- [Exercise details]:
Word for word, print each line of the listing below; pictures stay out.

- [Extracted entries]:
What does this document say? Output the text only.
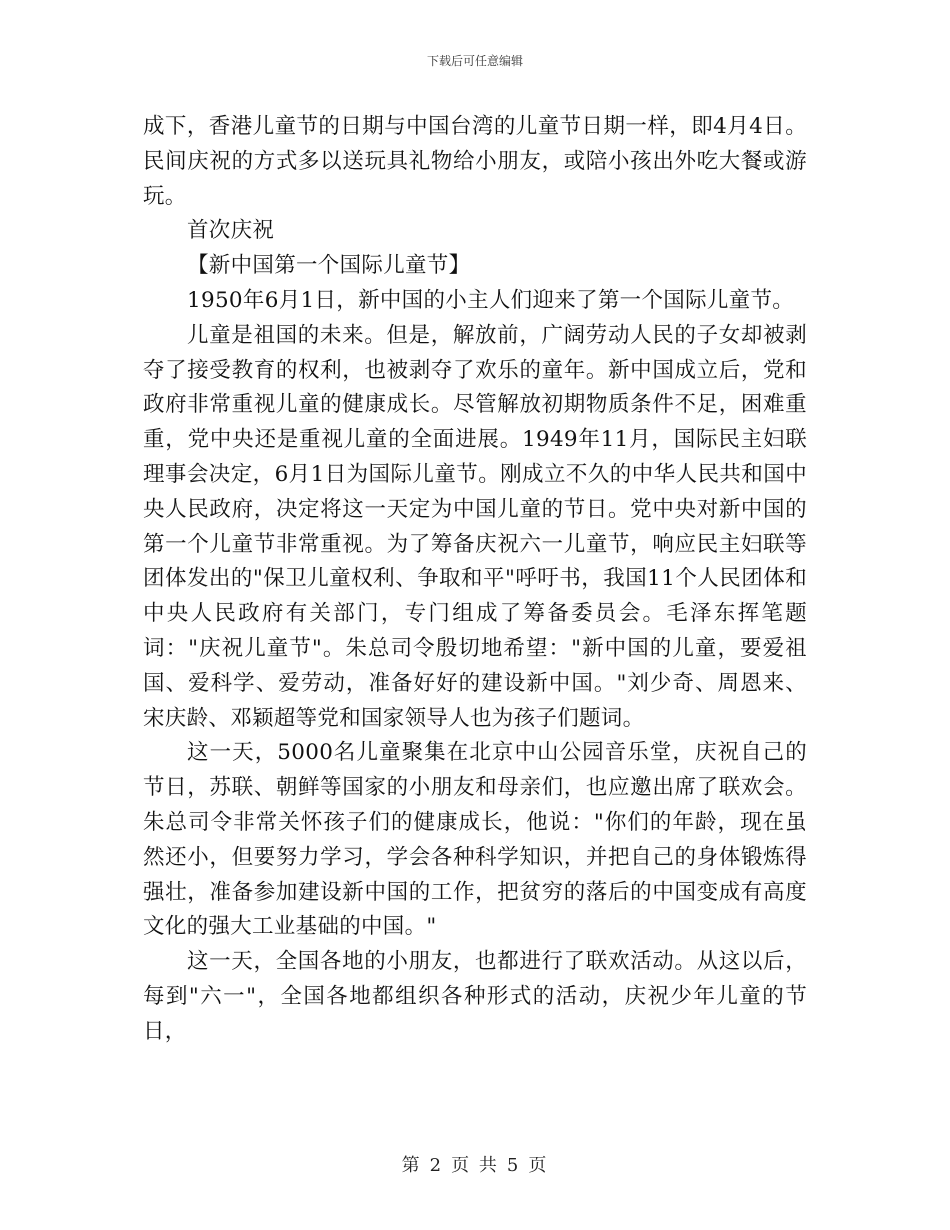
下载后可任意编辑

成下，香港儿童节的日期与中国台湾的儿童节日期一样，即4月4日。民间庆祝的方式多以送玩具礼物给小朋友，或陪小孩出外吃大餐或游玩。

首次庆祝

【新中国第一个国际儿童节】

1950年6月1日，新中国的小主人们迎来了第一个国际儿童节。

儿童是祖国的未来。但是，解放前，广阔劳动人民的子女却被剥夺了接受教育的权利，也被剥夺了欢乐的童年。新中国成立后，党和政府非常重视儿童的健康成长。尽管解放初期物质条件不足，困难重重，党中央还是重视儿童的全面进展。1949年11月，国际民主妇联理事会决定，6月1日为国际儿童节。刚成立不久的中华人民共和国中央人民政府，决定将这一天定为中国儿童的节日。党中央对新中国的第一个儿童节非常重视。为了筹备庆祝六一儿童节，响应民主妇联等团体发出的"保卫儿童权利、争取和平"呼吁书，我国11个人民团体和中央人民政府有关部门，专门组成了筹备委员会。毛泽东挥笔题词："庆祝儿童节"。朱总司令殷切地希望："新中国的儿童，要爱祖国、爱科学、爱劳动，准备好好的建设新中国。"刘少奇、周恩来、宋庆龄、邓颖超等党和国家领导人也为孩子们题词。

这一天，5000名儿童聚集在北京中山公园音乐堂，庆祝自己的节日，苏联、朝鲜等国家的小朋友和母亲们，也应邀出席了联欢会。朱总司令非常关怀孩子们的健康成长，他说："你们的年龄，现在虽然还小，但要努力学习，学会各种科学知识，并把自己的身体锻炼得强壮，准备参加建设新中国的工作，把贫穷的落后的中国变成有高度文化的强大工业基础的中国。"

这一天，全国各地的小朋友，也都进行了联欢活动。从这以后，每到"六一"，全国各地都组织各种形式的活动，庆祝少年儿童的节日，

第 2 页 共 5 页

- [Expected answer]:
What does this document say? Output the text only.
下载后可任意编辑

成下，香港儿童节的日期与中国台湾的儿童节日期一样，即4月4日。民间庆祝的方式多以送玩具礼物给小朋友，或陪小孩出外吃大餐或游玩。

首次庆祝

【新中国第一个国际儿童节】

1950年6月1日，新中国的小主人们迎来了第一个国际儿童节。

儿童是祖国的未来。但是，解放前，广阔劳动人民的子女却被剥夺了接受教育的权利，也被剥夺了欢乐的童年。新中国成立后，党和政府非常重视儿童的健康成长。尽管解放初期物质条件不足，困难重重，党中央还是重视儿童的全面进展。1949年11月，国际民主妇联理事会决定，6月1日为国际儿童节。刚成立不久的中华人民共和国中央人民政府，决定将这一天定为中国儿童的节日。党中央对新中国的第一个儿童节非常重视。为了筹备庆祝六一儿童节，响应民主妇联等团体发出的"保卫儿童权利、争取和平"呼吁书，我国11个人民团体和中央人民政府有关部门，专门组成了筹备委员会。毛泽东挥笔题词："庆祝儿童节"。朱总司令殷切地希望："新中国的儿童，要爱祖国、爱科学、爱劳动，准备好好的建设新中国。"刘少奇、周恩来、宋庆龄、邓颖超等党和国家领导人也为孩子们题词。

这一天，5000名儿童聚集在北京中山公园音乐堂，庆祝自己的节日，苏联、朝鲜等国家的小朋友和母亲们，也应邀出席了联欢会。朱总司令非常关怀孩子们的健康成长，他说："你们的年龄，现在虽然还小，但要努力学习，学会各种科学知识，并把自己的身体锻炼得强壮，准备参加建设新中国的工作，把贫穷的落后的中国变成有高度文化的强大工业基础的中国。"

这一天，全国各地的小朋友，也都进行了联欢活动。从这以后，每到"六一"，全国各地都组织各种形式的活动，庆祝少年儿童的节日，

第 2 页 共 5 页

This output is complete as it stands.